● PROBLEM TO SOLVE
Write out each line from the data below that includes the word "Бастіонна".

# START OF DATASET ENTRIES

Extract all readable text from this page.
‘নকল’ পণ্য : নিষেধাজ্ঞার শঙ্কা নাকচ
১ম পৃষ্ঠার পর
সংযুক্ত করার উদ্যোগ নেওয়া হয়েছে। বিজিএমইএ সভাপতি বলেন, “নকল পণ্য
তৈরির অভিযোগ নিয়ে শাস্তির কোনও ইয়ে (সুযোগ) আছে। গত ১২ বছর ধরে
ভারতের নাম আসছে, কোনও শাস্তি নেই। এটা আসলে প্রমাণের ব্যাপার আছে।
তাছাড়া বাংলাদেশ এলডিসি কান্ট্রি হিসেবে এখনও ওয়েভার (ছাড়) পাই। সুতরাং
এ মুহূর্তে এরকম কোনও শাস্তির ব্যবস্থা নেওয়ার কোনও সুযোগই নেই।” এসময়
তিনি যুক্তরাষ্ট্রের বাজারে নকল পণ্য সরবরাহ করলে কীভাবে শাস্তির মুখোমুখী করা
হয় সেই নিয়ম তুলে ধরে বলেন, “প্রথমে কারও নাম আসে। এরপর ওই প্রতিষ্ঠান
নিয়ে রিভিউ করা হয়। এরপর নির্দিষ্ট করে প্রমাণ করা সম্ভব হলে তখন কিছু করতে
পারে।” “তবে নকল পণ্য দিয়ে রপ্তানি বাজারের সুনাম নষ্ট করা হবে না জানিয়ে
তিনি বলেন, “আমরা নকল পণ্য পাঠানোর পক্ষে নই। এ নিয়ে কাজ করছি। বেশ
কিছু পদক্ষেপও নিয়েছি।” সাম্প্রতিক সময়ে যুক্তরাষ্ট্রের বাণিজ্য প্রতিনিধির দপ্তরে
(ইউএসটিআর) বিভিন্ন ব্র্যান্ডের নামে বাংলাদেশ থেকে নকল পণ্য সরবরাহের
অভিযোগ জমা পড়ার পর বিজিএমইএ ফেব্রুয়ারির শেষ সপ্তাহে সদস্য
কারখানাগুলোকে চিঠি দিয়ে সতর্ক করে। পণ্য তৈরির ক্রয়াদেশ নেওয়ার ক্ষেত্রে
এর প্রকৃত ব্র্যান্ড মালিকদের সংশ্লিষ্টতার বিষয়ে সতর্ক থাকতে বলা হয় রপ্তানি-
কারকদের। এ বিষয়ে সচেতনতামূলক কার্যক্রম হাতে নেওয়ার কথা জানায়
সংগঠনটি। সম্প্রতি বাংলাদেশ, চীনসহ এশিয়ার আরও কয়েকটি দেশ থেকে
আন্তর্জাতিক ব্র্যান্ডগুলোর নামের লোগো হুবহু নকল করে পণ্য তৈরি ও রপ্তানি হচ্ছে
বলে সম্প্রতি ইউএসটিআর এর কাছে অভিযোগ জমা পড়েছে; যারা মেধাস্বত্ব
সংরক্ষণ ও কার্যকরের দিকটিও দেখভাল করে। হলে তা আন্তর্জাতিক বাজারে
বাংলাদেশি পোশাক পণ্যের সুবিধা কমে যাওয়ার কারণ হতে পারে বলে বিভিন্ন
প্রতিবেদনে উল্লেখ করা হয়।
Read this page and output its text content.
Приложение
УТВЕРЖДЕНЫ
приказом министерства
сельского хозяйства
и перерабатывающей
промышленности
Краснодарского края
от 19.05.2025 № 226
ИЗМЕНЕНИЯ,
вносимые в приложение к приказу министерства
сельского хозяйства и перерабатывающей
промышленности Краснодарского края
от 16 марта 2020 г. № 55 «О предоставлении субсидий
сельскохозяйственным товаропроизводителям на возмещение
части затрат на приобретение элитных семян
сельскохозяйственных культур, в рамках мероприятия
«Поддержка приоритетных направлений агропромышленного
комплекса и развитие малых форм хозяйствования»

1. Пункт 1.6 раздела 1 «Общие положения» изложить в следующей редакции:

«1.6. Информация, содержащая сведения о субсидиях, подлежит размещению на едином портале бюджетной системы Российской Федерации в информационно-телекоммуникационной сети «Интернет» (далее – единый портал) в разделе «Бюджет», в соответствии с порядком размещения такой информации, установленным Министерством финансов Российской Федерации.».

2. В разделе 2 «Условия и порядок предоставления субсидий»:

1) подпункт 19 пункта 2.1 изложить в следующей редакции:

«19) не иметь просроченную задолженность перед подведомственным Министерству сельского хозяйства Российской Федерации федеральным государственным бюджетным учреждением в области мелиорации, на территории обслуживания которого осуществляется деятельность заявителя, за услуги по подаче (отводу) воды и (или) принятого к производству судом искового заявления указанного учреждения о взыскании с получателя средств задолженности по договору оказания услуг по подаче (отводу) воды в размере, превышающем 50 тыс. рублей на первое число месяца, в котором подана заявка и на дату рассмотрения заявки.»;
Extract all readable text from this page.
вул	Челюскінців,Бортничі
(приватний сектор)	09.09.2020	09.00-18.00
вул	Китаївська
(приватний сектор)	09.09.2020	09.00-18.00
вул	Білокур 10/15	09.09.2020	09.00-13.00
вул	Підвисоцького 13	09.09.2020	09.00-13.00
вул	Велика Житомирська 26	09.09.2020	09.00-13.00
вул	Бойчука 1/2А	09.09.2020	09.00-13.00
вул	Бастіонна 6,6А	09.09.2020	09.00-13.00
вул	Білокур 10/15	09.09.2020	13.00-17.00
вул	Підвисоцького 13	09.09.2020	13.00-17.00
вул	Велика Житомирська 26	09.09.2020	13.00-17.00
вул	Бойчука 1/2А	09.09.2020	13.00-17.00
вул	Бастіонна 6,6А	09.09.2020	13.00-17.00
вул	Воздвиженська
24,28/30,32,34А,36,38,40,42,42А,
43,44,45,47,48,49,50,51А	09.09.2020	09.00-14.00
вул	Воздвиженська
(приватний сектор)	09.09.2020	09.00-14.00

# END OF DATASET ENTRIES

● TASK ANSWER
вул	Бастіонна 6,6А	09.09.2020	09.00-13.00
вул	Бастіонна 6,6А	09.09.2020	13.00-17.00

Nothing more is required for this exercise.